** Begin Records for the task **

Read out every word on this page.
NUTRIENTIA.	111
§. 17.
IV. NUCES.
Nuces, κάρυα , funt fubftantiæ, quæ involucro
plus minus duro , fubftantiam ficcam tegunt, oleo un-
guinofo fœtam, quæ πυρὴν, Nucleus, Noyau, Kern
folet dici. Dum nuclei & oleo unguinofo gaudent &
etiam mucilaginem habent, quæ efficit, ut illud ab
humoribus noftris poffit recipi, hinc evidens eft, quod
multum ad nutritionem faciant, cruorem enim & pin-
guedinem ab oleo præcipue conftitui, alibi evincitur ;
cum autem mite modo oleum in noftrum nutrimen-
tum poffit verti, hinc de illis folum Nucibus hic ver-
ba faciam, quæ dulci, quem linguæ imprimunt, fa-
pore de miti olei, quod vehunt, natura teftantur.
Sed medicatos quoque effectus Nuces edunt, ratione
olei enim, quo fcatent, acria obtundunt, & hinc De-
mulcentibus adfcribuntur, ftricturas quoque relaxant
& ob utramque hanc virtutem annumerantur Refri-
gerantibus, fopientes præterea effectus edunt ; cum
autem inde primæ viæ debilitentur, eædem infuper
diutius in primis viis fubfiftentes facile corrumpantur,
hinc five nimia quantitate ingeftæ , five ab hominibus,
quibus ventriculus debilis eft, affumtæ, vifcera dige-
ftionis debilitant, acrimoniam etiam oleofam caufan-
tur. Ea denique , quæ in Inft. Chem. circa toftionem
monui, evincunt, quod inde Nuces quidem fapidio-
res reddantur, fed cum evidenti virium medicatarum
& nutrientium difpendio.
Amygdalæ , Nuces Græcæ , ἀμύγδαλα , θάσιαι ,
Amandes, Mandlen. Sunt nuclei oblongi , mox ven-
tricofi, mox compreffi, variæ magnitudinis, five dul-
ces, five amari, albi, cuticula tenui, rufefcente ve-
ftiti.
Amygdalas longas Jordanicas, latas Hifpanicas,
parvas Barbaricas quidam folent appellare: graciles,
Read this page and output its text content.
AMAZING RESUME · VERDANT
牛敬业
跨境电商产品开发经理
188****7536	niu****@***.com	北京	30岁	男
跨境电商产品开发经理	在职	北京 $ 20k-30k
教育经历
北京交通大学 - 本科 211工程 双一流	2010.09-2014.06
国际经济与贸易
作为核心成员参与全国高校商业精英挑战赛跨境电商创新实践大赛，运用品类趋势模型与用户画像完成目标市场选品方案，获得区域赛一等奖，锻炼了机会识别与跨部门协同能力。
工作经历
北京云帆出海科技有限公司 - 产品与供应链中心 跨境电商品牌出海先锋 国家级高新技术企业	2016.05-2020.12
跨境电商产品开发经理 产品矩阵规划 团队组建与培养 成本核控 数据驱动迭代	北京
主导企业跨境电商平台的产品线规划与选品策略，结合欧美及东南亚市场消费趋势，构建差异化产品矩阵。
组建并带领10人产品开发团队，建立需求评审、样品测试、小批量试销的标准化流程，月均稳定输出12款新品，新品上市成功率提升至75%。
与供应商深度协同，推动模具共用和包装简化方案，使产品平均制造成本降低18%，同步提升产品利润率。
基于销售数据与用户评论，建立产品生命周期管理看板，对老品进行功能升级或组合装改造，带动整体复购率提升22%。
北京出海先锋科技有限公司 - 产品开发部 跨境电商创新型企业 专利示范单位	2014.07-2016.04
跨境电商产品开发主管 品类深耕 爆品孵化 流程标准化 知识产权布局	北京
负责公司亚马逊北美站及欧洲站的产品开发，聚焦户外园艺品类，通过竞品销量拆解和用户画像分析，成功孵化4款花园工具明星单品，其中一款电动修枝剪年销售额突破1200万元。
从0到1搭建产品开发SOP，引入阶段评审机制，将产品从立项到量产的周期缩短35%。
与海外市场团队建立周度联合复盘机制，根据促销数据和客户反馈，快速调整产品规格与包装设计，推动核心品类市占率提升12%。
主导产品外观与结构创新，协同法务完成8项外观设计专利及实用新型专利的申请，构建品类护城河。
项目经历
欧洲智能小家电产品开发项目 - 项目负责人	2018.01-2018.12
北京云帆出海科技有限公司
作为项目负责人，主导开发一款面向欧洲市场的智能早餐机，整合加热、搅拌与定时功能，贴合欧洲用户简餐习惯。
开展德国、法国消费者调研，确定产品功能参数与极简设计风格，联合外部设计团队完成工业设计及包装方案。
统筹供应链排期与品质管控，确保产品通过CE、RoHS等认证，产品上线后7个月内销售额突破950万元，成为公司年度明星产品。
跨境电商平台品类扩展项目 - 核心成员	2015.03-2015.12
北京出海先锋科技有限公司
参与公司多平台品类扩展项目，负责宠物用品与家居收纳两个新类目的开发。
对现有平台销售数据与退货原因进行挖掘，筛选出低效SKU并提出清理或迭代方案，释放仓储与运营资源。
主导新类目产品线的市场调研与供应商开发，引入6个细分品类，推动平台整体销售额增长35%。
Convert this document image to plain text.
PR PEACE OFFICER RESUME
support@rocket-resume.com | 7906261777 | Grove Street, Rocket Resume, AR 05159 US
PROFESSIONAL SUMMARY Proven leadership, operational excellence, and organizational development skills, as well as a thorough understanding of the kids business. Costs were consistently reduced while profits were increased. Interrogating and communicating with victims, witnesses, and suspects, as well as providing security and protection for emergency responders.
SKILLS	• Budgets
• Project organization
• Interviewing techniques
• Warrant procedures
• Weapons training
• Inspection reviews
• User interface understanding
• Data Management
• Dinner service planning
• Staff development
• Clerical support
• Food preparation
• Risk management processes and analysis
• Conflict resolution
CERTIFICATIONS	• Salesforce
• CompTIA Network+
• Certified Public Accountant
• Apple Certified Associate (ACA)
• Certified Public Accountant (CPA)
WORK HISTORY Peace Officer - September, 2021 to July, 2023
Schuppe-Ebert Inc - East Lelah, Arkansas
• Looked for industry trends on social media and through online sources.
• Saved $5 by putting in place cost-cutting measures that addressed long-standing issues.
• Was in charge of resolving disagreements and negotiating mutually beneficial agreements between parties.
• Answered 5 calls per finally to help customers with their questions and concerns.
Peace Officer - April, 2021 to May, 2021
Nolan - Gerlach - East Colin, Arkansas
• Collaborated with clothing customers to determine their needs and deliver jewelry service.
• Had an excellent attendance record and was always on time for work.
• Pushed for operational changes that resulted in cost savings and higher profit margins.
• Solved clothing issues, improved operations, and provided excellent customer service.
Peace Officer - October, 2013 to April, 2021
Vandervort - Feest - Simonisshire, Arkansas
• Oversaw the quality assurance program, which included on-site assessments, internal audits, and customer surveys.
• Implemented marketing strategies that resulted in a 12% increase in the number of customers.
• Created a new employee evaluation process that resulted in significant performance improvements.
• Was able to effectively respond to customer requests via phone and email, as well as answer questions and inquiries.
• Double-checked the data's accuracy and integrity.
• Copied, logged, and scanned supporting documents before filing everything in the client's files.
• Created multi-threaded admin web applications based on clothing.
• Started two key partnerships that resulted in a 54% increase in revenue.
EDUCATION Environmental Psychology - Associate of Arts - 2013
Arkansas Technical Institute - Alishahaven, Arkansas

** End Records for the task **

▶ **Written task**: Copy out every line of the data that includes "etiam".

▶ **Full solution**:
etiam mucilaginem habent, quæ efficit, ut illud ab
ftionis debilitant, acrimoniam etiam oleofam caufan-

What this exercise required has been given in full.